Aim of the exercise: Beneath this task is a listing; retype all of it exactly.

** Begin Input records **

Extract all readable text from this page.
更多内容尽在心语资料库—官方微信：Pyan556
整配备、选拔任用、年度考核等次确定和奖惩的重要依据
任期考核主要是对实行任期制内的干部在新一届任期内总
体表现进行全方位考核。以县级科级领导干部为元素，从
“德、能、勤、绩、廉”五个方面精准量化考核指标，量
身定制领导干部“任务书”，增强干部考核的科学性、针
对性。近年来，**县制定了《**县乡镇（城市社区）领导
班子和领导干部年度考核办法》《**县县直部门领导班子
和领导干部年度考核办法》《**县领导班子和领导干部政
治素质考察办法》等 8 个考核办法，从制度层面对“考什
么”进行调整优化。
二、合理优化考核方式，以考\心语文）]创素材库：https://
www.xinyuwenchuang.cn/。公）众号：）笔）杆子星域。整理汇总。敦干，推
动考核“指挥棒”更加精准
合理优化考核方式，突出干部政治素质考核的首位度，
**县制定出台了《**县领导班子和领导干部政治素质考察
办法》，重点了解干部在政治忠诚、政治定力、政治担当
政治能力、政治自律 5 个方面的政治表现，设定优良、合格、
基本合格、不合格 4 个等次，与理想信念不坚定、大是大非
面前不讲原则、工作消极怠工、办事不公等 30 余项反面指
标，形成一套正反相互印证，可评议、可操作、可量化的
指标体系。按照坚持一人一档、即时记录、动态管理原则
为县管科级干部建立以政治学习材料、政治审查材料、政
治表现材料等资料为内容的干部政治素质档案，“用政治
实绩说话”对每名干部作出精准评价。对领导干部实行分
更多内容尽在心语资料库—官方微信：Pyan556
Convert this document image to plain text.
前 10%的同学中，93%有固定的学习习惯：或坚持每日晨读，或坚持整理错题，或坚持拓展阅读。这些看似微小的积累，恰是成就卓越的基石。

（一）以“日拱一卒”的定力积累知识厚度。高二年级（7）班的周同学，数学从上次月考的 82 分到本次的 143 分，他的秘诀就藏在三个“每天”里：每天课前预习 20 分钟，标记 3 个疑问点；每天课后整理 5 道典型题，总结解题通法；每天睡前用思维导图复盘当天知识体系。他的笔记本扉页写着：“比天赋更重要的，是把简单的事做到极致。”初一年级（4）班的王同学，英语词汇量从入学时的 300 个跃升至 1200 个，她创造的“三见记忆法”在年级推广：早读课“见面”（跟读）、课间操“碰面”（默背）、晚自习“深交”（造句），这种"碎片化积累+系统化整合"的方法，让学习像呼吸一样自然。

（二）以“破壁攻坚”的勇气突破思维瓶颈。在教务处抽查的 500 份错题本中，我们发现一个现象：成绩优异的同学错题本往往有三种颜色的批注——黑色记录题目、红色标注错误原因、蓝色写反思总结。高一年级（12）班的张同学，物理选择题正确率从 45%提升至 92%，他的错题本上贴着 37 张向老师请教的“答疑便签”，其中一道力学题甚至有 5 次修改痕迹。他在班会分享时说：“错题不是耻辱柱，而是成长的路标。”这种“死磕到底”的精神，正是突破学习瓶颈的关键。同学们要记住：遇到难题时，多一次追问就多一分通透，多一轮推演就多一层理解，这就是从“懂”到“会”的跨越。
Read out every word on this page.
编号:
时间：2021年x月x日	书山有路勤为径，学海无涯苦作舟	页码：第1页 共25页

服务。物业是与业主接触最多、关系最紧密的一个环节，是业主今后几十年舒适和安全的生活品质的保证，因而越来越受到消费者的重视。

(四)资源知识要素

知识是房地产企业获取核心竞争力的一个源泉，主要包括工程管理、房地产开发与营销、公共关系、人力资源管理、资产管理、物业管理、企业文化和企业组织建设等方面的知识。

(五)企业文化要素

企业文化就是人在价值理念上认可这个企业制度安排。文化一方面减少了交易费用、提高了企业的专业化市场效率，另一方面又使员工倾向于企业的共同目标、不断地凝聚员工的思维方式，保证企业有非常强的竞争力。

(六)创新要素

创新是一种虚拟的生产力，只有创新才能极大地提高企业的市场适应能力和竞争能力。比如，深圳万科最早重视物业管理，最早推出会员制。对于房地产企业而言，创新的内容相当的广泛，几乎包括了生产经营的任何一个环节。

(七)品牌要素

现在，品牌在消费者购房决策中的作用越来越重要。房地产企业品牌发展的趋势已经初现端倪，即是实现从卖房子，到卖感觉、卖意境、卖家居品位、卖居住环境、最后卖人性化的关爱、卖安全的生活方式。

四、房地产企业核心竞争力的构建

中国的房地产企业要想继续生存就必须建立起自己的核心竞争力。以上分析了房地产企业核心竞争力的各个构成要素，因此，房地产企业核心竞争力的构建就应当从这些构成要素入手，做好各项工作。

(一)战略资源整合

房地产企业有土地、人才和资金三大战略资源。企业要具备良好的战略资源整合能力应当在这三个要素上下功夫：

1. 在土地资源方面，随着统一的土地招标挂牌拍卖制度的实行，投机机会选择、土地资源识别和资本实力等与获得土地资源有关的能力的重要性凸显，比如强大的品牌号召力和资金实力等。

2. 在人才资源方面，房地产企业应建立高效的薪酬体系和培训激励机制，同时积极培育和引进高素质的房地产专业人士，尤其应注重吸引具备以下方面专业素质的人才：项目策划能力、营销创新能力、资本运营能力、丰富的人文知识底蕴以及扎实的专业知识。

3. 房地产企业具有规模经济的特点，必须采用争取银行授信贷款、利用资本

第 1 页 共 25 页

** End Input records **

Written response:
Extract all readable text from this page.
更多内容尽在心语资料库—官方微信：Pyan556
整配备、选拔任用、年度考核等次确定和奖惩的重要依据
任期考核主要是对实行任期制内的干部在新一届任期内总
体表现进行全方位考核。以县级科级领导干部为元素，从
“德、能、勤、绩、廉”五个方面精准量化考核指标，量
身定制领导干部“任务书”，增强干部考核的科学性、针
对性。近年来，**县制定了《**县乡镇（城市社区）领导
班子和领导干部年度考核办法》《**县县直部门领导班子
和领导干部年度考核办法》《**县领导班子和领导干部政
治素质考察办法》等 8 个考核办法，从制度层面对“考什
么”进行调整优化。
二、合理优化考核方式，以考\心语文）]创素材库：https://
www.xinyuwenchuang.cn/。公）众号：）笔）杆子星域。整理汇总。敦干，推
动考核“指挥棒”更加精准
合理优化考核方式，突出干部政治素质考核的首位度，
**县制定出台了《**县领导班子和领导干部政治素质考察
办法》，重点了解干部在政治忠诚、政治定力、政治担当
政治能力、政治自律 5 个方面的政治表现，设定优良、合格、
基本合格、不合格 4 个等次，与理想信念不坚定、大是大非
面前不讲原则、工作消极怠工、办事不公等 30 余项反面指
标，形成一套正反相互印证，可评议、可操作、可量化的
指标体系。按照坚持一人一档、即时记录、动态管理原则
为县管科级干部建立以政治学习材料、政治审查材料、政
治表现材料等资料为内容的干部政治素质档案，“用政治
实绩说话”对每名干部作出精准评价。对领导干部实行分
更多内容尽在心语资料库—官方微信：Pyan556
Convert this document image to plain text.
前 10%的同学中，93%有固定的学习习惯：或坚持每日晨读，或坚持整理错题，或坚持拓展阅读。这些看似微小的积累，恰是成就卓越的基石。

（一）以“日拱一卒”的定力积累知识厚度。高二年级（7）班的周同学，数学从上次月考的 82 分到本次的 143 分，他的秘诀就藏在三个“每天”里：每天课前预习 20 分钟，标记 3 个疑问点；每天课后整理 5 道典型题，总结解题通法；每天睡前用思维导图复盘当天知识体系。他的笔记本扉页写着：“比天赋更重要的，是把简单的事做到极致。”初一年级（4）班的王同学，英语词汇量从入学时的 300 个跃升至 1200 个，她创造的“三见记忆法”在年级推广：早读课“见面”（跟读）、课间操“碰面”（默背）、晚自习“深交”（造句），这种"碎片化积累+系统化整合"的方法，让学习像呼吸一样自然。

（二）以“破壁攻坚”的勇气突破思维瓶颈。在教务处抽查的 500 份错题本中，我们发现一个现象：成绩优异的同学错题本往往有三种颜色的批注——黑色记录题目、红色标注错误原因、蓝色写反思总结。高一年级（12）班的张同学，物理选择题正确率从 45%提升至 92%，他的错题本上贴着 37 张向老师请教的“答疑便签”，其中一道力学题甚至有 5 次修改痕迹。他在班会分享时说：“错题不是耻辱柱，而是成长的路标。”这种“死磕到底”的精神，正是突破学习瓶颈的关键。同学们要记住：遇到难题时，多一次追问就多一分通透，多一轮推演就多一层理解，这就是从“懂”到“会”的跨越。
Read out every word on this page.
编号:
时间：2021年x月x日	书山有路勤为径，学海无涯苦作舟	页码：第1页 共25页

服务。物业是与业主接触最多、关系最紧密的一个环节，是业主今后几十年舒适和安全的生活品质的保证，因而越来越受到消费者的重视。

(四)资源知识要素

知识是房地产企业获取核心竞争力的一个源泉，主要包括工程管理、房地产开发与营销、公共关系、人力资源管理、资产管理、物业管理、企业文化和企业组织建设等方面的知识。

(五)企业文化要素

企业文化就是人在价值理念上认可这个企业制度安排。文化一方面减少了交易费用、提高了企业的专业化市场效率，另一方面又使员工倾向于企业的共同目标、不断地凝聚员工的思维方式，保证企业有非常强的竞争力。

(六)创新要素

创新是一种虚拟的生产力，只有创新才能极大地提高企业的市场适应能力和竞争能力。比如，深圳万科最早重视物业管理，最早推出会员制。对于房地产企业而言，创新的内容相当的广泛，几乎包括了生产经营的任何一个环节。

(七)品牌要素

现在，品牌在消费者购房决策中的作用越来越重要。房地产企业品牌发展的趋势已经初现端倪，即是实现从卖房子，到卖感觉、卖意境、卖家居品位、卖居住环境、最后卖人性化的关爱、卖安全的生活方式。

四、房地产企业核心竞争力的构建

中国的房地产企业要想继续生存就必须建立起自己的核心竞争力。以上分析了房地产企业核心竞争力的各个构成要素，因此，房地产企业核心竞争力的构建就应当从这些构成要素入手，做好各项工作。

(一)战略资源整合

房地产企业有土地、人才和资金三大战略资源。企业要具备良好的战略资源整合能力应当在这三个要素上下功夫：

1. 在土地资源方面，随着统一的土地招标挂牌拍卖制度的实行，投机机会选择、土地资源识别和资本实力等与获得土地资源有关的能力的重要性凸显，比如强大的品牌号召力和资金实力等。

2. 在人才资源方面，房地产企业应建立高效的薪酬体系和培训激励机制，同时积极培育和引进高素质的房地产专业人士，尤其应注重吸引具备以下方面专业素质的人才：项目策划能力、营销创新能力、资本运营能力、丰富的人文知识底蕴以及扎实的专业知识。

3. 房地产企业具有规模经济的特点，必须采用争取银行授信贷款、利用资本

第 1 页 共 25 页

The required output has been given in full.